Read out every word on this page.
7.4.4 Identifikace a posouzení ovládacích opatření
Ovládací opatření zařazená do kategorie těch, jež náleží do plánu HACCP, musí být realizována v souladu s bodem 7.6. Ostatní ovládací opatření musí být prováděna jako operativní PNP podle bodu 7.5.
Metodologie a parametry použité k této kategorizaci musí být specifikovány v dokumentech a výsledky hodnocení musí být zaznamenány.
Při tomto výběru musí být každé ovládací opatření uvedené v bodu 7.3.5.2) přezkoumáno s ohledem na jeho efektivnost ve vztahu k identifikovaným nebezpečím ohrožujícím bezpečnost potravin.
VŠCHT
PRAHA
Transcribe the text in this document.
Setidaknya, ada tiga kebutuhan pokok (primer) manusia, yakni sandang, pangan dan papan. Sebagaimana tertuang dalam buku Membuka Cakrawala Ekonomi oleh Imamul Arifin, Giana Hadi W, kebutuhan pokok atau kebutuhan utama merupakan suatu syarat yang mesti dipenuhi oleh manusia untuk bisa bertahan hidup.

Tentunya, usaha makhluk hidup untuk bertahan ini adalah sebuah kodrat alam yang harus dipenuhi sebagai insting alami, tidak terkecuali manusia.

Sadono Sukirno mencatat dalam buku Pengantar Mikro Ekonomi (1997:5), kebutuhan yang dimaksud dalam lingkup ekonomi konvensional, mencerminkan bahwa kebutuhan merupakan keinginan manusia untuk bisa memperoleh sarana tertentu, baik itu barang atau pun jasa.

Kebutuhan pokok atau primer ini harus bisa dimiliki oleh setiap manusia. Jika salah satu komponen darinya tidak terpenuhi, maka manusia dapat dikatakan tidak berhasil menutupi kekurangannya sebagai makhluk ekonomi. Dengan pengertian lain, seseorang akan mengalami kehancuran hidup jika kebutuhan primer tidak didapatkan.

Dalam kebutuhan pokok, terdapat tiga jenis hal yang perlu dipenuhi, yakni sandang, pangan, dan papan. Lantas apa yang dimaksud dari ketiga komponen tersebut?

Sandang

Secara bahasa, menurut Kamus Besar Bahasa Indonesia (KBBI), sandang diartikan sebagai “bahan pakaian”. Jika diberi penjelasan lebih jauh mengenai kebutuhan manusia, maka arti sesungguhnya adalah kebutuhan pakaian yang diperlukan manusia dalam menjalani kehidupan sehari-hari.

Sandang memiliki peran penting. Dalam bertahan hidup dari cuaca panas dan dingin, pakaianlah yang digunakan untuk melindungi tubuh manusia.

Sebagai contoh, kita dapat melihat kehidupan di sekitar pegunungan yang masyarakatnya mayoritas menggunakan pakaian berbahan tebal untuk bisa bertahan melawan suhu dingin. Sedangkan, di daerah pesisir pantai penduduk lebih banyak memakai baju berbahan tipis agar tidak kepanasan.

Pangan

- - - -

**Work to complete**.
Which lines hold the word "Jika"? Copy every one of them.

**Exercise result**.
Kebutuhan pokok atau primer ini harus bisa dimiliki oleh setiap manusia. Jika salah satu komponen darinya tidak terpenuhi, maka manusia dapat dikatakan tidak berhasil menutupi kekurangannya sebagai makhluk ekonomi. Dengan pengertian lain, seseorang akan mengalami kehancuran hidup jika kebutuhan primer tidak didapatkan.
Secara bahasa, menurut Kamus Besar Bahasa Indonesia (KBBI), sandang diartikan sebagai “bahan pakaian”. Jika diberi penjelasan lebih jauh mengenai kebutuhan manusia, maka arti sesungguhnya adalah kebutuhan pakaian yang diperlukan manusia dalam menjalani kehidupan sehari-hari.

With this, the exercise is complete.